### SUPPLIED INFORMATION:
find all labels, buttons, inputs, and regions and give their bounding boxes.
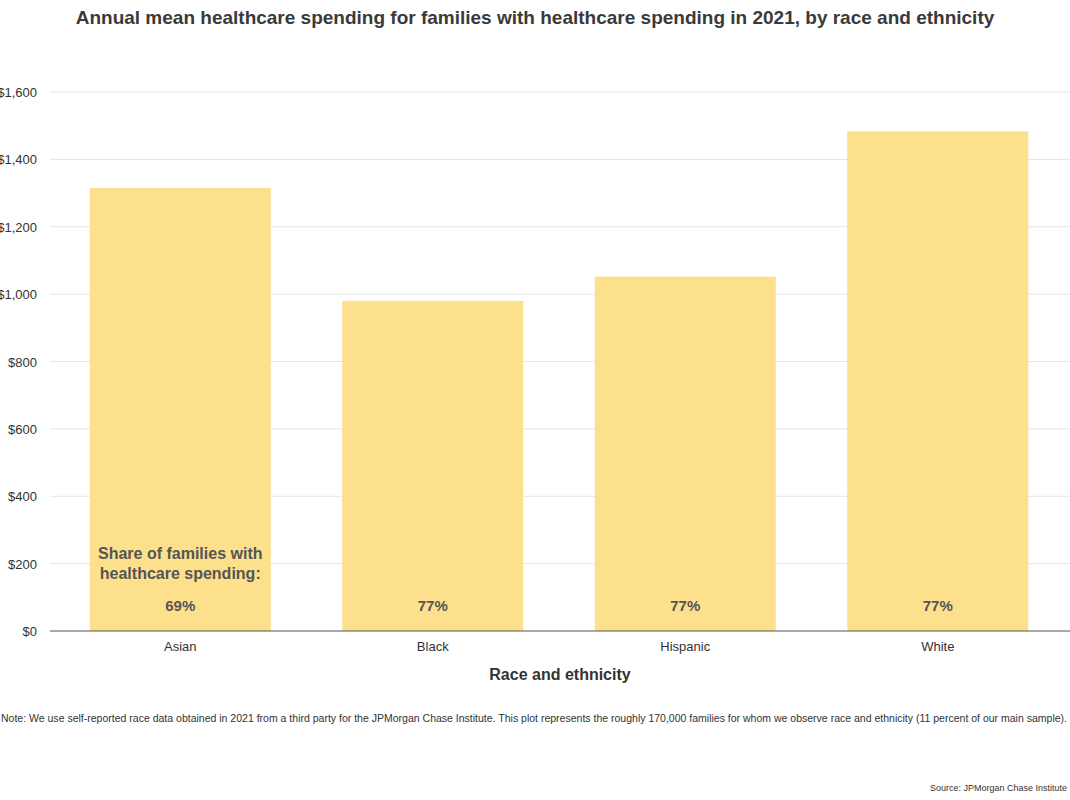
x-tick-label: Asian bbox=[164, 639, 197, 654]
grid-line bbox=[50, 92, 1070, 93]
chart: Annual mean healthcare spending for fami… bbox=[0, 0, 1070, 800]
x-tick-label: Black bbox=[417, 639, 449, 654]
y-tick-label: $1,400 bbox=[0, 152, 37, 167]
x-tick-label: White bbox=[921, 639, 954, 654]
x-tick-label: Hispanic bbox=[660, 639, 710, 654]
title: Annual mean healthcare spending for fami… bbox=[76, 7, 995, 28]
share-title: healthcare spending: bbox=[100, 565, 261, 582]
y-tick-label: $1,600 bbox=[0, 85, 37, 100]
source: Source: JPMorgan Chase Institute bbox=[930, 783, 1067, 793]
share-label: 77% bbox=[418, 597, 448, 614]
share-label: 77% bbox=[670, 597, 700, 614]
share-label: 77% bbox=[923, 597, 953, 614]
y-tick-label: $400 bbox=[8, 489, 37, 504]
y-tick-label: $1,000 bbox=[0, 287, 37, 302]
share-label: 69% bbox=[165, 597, 195, 614]
y-tick-label: $0 bbox=[23, 624, 37, 639]
bar bbox=[90, 188, 271, 631]
y-tick-label: $1,200 bbox=[0, 220, 37, 235]
bar bbox=[342, 301, 523, 631]
bars bbox=[90, 131, 1029, 631]
note: Note: We use self-reported race data obt… bbox=[1, 713, 1067, 724]
y-tick-label: $200 bbox=[8, 557, 37, 572]
y-tick-label: $800 bbox=[8, 355, 37, 370]
x-axis-title: Race and ethnicity bbox=[489, 666, 630, 683]
x-axis-line bbox=[50, 630, 1070, 631]
bar bbox=[595, 277, 776, 631]
y-tick-label: $600 bbox=[8, 422, 37, 437]
share-title: Share of families with bbox=[98, 545, 262, 562]
bar bbox=[847, 131, 1028, 631]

### REQUEST:
Please render the listing above as a numbered list, one item per line, with blank lines and the picture left out.

### FINAL ANSWER:
1. find all labels, buttons, inputs, and regions and give their bounding boxes.
2. x-tick-label: Asian bbox=[164, 639, 197, 654]
3. grid-line bbox=[50, 92, 1070, 93]
4. chart: Annual mean healthcare spending for fami… bbox=[0, 0, 1070, 800]
5. x-tick-label: Black bbox=[417, 639, 449, 654]
6. y-tick-label: $1,400 bbox=[0, 152, 37, 167]
7. x-tick-label: White bbox=[921, 639, 954, 654]
8. x-tick-label: Hispanic bbox=[660, 639, 710, 654]
9. title: Annual mean healthcare spending for fami… bbox=[76, 7, 995, 28]
10. share-title: healthcare spending: bbox=[100, 565, 261, 582]
11. y-tick-label: $1,600 bbox=[0, 85, 37, 100]
12. source: Source: JPMorgan Chase Institute bbox=[930, 783, 1067, 793]
13. share-label: 77% bbox=[418, 597, 448, 614]
14. share-label: 77% bbox=[670, 597, 700, 614]
15. share-label: 77% bbox=[923, 597, 953, 614]
16. y-tick-label: $400 bbox=[8, 489, 37, 504]
17. y-tick-label: $1,000 bbox=[0, 287, 37, 302]
18. share-label: 69% bbox=[165, 597, 195, 614]
19. y-tick-label: $0 bbox=[23, 624, 37, 639]
20. bar bbox=[90, 188, 271, 631]
21. y-tick-label: $1,200 bbox=[0, 220, 37, 235]
22. bar bbox=[342, 301, 523, 631]
23. bars bbox=[90, 131, 1029, 631]
24. note: Note: We use self-reported race data obt… bbox=[1, 713, 1067, 724]
25. y-tick-label: $200 bbox=[8, 557, 37, 572]
26. y-tick-label: $800 bbox=[8, 355, 37, 370]
27. x-axis-title: Race and ethnicity bbox=[489, 666, 630, 683]
28. x-axis-line bbox=[50, 630, 1070, 631]
29. bar bbox=[595, 277, 776, 631]
30. y-tick-label: $600 bbox=[8, 422, 37, 437]
31. share-title: Share of families with bbox=[98, 545, 262, 562]
32. bar bbox=[847, 131, 1028, 631]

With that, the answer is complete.